INSTRUCTIONS FOR THE TASK:
Each record must be reproduced exactly as it is shown.

STORED RECORDS:
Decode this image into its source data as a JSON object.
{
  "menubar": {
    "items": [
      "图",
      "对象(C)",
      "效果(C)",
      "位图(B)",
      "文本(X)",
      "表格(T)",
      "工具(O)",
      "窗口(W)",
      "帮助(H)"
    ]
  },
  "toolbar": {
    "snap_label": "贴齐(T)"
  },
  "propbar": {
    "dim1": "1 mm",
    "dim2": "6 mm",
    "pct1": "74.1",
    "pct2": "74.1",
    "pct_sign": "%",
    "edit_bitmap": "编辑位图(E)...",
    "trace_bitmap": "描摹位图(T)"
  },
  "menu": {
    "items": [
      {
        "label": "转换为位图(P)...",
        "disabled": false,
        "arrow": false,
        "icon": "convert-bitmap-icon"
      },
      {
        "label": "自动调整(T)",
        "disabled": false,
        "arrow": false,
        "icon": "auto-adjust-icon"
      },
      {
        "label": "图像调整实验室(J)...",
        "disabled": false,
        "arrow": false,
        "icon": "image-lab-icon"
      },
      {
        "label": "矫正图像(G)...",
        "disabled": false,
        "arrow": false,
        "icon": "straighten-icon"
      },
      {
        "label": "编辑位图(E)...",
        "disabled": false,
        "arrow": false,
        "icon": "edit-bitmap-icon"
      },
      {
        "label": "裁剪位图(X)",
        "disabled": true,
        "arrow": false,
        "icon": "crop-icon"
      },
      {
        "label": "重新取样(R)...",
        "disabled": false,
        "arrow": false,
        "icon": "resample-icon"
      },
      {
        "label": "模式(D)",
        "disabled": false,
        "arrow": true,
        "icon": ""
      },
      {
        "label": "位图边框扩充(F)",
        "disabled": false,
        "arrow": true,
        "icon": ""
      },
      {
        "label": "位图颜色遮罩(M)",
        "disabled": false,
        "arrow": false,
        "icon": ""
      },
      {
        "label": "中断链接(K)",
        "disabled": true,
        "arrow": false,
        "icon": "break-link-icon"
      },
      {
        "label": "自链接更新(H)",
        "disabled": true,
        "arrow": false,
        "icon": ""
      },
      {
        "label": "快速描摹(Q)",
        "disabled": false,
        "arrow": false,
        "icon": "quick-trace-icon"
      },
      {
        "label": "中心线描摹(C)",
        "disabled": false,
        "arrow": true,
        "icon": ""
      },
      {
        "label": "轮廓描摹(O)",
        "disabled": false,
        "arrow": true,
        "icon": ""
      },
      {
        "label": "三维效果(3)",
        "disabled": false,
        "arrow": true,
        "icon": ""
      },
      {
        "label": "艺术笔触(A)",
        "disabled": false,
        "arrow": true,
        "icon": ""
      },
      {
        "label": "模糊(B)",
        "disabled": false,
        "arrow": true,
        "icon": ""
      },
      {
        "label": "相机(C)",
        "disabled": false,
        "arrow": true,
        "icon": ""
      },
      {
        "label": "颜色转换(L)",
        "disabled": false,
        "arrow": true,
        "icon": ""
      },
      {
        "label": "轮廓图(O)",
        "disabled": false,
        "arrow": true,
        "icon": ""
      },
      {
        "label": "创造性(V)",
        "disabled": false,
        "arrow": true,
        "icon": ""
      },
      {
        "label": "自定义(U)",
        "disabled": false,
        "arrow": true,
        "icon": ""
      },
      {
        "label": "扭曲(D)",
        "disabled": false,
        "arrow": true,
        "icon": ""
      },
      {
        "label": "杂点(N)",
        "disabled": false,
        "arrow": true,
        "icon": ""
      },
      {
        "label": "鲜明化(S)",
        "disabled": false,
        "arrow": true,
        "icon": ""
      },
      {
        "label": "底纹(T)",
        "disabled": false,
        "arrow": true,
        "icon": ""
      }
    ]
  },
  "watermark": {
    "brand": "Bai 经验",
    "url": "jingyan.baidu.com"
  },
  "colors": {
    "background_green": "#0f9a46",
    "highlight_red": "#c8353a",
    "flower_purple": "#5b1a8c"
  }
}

FULL OUTPUT:
Decode this image into its source data as a JSON object.
{
  "menubar": {
    "items": [
      "图",
      "对象(C)",
      "效果(C)",
      "位图(B)",
      "文本(X)",
      "表格(T)",
      "工具(O)",
      "窗口(W)",
      "帮助(H)"
    ]
  },
  "toolbar": {
    "snap_label": "贴齐(T)"
  },
  "propbar": {
    "dim1": "1 mm",
    "dim2": "6 mm",
    "pct1": "74.1",
    "pct2": "74.1",
    "pct_sign": "%",
    "edit_bitmap": "编辑位图(E)...",
    "trace_bitmap": "描摹位图(T)"
  },
  "menu": {
    "items": [
      {
        "label": "转换为位图(P)...",
        "disabled": false,
        "arrow": false,
        "icon": "convert-bitmap-icon"
      },
      {
        "label": "自动调整(T)",
        "disabled": false,
        "arrow": false,
        "icon": "auto-adjust-icon"
      },
      {
        "label": "图像调整实验室(J)...",
        "disabled": false,
        "arrow": false,
        "icon": "image-lab-icon"
      },
      {
        "label": "矫正图像(G)...",
        "disabled": false,
        "arrow": false,
        "icon": "straighten-icon"
      },
      {
        "label": "编辑位图(E)...",
        "disabled": false,
        "arrow": false,
        "icon": "edit-bitmap-icon"
      },
      {
        "label": "裁剪位图(X)",
        "disabled": true,
        "arrow": false,
        "icon": "crop-icon"
      },
      {
        "label": "重新取样(R)...",
        "disabled": false,
        "arrow": false,
        "icon": "resample-icon"
      },
      {
        "label": "模式(D)",
        "disabled": false,
        "arrow": true,
        "icon": ""
      },
      {
        "label": "位图边框扩充(F)",
        "disabled": false,
        "arrow": true,
        "icon": ""
      },
      {
        "label": "位图颜色遮罩(M)",
        "disabled": false,
        "arrow": false,
        "icon": ""
      },
      {
        "label": "中断链接(K)",
        "disabled": true,
        "arrow": false,
        "icon": "break-link-icon"
      },
      {
        "label": "自链接更新(H)",
        "disabled": true,
        "arrow": false,
        "icon": ""
      },
      {
        "label": "快速描摹(Q)",
        "disabled": false,
        "arrow": false,
        "icon": "quick-trace-icon"
      },
      {
        "label": "中心线描摹(C)",
        "disabled": false,
        "arrow": true,
        "icon": ""
      },
      {
        "label": "轮廓描摹(O)",
        "disabled": false,
        "arrow": true,
        "icon": ""
      },
      {
        "label": "三维效果(3)",
        "disabled": false,
        "arrow": true,
        "icon": ""
      },
      {
        "label": "艺术笔触(A)",
        "disabled": false,
        "arrow": true,
        "icon": ""
      },
      {
        "label": "模糊(B)",
        "disabled": false,
        "arrow": true,
        "icon": ""
      },
      {
        "label": "相机(C)",
        "disabled": false,
        "arrow": true,
        "icon": ""
      },
      {
        "label": "颜色转换(L)",
        "disabled": false,
        "arrow": true,
        "icon": ""
      },
      {
        "label": "轮廓图(O)",
        "disabled": false,
        "arrow": true,
        "icon": ""
      },
      {
        "label": "创造性(V)",
        "disabled": false,
        "arrow": true,
        "icon": ""
      },
      {
        "label": "自定义(U)",
        "disabled": false,
        "arrow": true,
        "icon": ""
      },
      {
        "label": "扭曲(D)",
        "disabled": false,
        "arrow": true,
        "icon": ""
      },
      {
        "label": "杂点(N)",
        "disabled": false,
        "arrow": true,
        "icon": ""
      },
      {
        "label": "鲜明化(S)",
        "disabled": false,
        "arrow": true,
        "icon": ""
      },
      {
        "label": "底纹(T)",
        "disabled": false,
        "arrow": true,
        "icon": ""
      }
    ]
  },
  "watermark": {
    "brand": "Bai 经验",
    "url": "jingyan.baidu.com"
  },
  "colors": {
    "background_green": "#0f9a46",
    "highlight_red": "#c8353a",
    "flower_purple": "#5b1a8c"
  }
}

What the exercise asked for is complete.